> **GIVEN EXERCISE**:
Below are entries; tally how many lines hold the string "dieser" and answer with only that figure.

> **DATA RECORDS**:
*-*-*
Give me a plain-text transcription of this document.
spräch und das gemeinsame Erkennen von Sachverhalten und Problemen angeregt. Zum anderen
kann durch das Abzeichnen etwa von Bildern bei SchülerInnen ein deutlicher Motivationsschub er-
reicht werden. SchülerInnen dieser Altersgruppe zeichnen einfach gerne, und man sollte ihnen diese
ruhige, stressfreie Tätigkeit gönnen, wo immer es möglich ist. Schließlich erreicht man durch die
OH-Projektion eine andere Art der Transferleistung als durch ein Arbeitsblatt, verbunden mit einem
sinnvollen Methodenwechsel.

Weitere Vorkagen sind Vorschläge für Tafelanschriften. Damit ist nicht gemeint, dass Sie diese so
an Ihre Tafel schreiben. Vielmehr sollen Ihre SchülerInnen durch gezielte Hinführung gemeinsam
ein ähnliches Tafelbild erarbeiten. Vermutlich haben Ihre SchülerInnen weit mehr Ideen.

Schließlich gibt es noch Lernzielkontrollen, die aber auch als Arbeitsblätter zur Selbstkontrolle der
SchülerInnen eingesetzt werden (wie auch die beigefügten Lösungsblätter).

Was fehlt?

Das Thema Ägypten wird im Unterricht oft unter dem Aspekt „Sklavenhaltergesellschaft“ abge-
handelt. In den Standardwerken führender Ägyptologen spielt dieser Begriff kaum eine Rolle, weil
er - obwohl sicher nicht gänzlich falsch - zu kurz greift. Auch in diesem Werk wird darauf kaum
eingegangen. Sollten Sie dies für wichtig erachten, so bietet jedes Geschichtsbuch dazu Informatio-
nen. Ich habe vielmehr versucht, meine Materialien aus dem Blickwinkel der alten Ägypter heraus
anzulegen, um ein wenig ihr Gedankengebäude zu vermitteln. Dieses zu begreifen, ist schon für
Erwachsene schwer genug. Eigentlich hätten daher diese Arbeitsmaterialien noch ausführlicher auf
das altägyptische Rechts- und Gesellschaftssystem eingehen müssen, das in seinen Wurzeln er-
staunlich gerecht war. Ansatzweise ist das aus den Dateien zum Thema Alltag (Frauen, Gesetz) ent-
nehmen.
*-*-*
> **SOLUTION BELOW**:
2